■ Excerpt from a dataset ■
++++++++++++++++++++

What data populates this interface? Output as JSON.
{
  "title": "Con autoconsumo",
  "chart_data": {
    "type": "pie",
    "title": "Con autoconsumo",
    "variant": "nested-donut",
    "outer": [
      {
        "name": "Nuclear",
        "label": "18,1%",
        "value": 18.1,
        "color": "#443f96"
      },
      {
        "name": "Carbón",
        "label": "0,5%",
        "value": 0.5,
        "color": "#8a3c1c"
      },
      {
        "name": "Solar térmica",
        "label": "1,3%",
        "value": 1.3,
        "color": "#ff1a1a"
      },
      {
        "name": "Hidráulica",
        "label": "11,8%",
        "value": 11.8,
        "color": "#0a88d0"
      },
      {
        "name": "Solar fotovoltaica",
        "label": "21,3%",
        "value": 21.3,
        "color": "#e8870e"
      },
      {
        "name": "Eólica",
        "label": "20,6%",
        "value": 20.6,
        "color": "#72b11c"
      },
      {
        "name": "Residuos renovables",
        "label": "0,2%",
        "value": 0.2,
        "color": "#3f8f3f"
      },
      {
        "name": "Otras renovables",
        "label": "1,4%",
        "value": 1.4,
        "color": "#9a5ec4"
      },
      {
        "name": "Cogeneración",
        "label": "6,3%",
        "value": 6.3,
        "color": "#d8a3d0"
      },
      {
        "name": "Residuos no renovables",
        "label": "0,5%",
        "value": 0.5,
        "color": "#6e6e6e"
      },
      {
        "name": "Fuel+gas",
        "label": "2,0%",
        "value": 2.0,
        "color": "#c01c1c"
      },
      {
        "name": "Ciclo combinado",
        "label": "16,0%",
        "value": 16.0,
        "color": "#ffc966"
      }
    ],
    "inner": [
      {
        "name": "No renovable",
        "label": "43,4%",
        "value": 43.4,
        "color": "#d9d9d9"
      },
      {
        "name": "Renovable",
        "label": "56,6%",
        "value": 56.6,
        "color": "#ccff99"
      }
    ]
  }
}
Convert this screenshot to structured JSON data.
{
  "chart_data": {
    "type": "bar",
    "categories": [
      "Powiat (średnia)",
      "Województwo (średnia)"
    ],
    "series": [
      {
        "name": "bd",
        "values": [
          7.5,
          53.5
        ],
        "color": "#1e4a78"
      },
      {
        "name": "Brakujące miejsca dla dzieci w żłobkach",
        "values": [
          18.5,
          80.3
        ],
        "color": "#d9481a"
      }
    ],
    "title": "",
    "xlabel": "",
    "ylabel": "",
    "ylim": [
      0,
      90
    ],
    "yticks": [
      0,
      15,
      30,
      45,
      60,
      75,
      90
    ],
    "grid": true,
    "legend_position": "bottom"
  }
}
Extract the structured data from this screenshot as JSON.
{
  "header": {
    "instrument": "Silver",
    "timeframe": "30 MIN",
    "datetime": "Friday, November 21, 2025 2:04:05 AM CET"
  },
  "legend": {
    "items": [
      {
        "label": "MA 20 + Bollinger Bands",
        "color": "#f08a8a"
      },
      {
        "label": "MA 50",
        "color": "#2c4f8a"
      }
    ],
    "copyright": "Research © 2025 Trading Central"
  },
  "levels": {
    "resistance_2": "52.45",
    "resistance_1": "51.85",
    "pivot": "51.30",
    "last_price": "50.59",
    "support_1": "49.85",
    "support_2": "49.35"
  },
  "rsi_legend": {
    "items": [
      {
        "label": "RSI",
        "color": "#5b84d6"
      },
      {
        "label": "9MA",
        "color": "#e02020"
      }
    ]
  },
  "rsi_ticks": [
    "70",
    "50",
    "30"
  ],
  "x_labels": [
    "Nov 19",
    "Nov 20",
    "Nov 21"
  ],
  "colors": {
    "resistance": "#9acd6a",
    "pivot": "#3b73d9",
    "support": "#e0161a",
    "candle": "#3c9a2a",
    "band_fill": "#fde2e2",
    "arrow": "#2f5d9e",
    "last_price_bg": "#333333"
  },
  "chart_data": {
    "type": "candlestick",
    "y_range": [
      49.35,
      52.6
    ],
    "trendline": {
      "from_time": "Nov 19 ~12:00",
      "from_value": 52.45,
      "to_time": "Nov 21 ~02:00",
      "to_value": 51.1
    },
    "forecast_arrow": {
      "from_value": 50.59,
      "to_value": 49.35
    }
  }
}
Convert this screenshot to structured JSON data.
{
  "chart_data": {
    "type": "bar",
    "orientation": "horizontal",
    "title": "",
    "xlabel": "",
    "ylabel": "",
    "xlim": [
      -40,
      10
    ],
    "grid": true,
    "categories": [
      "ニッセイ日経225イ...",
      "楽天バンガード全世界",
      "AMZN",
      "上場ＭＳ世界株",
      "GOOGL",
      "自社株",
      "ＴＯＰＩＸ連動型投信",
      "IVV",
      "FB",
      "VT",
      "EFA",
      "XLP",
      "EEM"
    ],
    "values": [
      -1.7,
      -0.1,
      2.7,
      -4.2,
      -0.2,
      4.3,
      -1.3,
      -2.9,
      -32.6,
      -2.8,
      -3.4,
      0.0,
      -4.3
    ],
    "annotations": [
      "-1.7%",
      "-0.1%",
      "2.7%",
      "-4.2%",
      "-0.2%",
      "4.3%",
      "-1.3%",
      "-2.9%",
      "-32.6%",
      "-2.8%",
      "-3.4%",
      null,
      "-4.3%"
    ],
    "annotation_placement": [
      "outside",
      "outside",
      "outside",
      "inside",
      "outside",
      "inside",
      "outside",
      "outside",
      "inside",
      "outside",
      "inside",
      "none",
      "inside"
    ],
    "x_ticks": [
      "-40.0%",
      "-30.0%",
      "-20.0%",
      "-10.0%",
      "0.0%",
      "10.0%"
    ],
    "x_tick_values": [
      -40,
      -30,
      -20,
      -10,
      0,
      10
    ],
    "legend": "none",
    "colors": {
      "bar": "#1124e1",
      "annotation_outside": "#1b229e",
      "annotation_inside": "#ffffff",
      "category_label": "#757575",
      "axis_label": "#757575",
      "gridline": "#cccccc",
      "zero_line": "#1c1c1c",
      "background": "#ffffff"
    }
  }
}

++++++++++++++++++++

Write the number of lines containing the word "title" and nothing besides it.

■ Reply to the task ■
4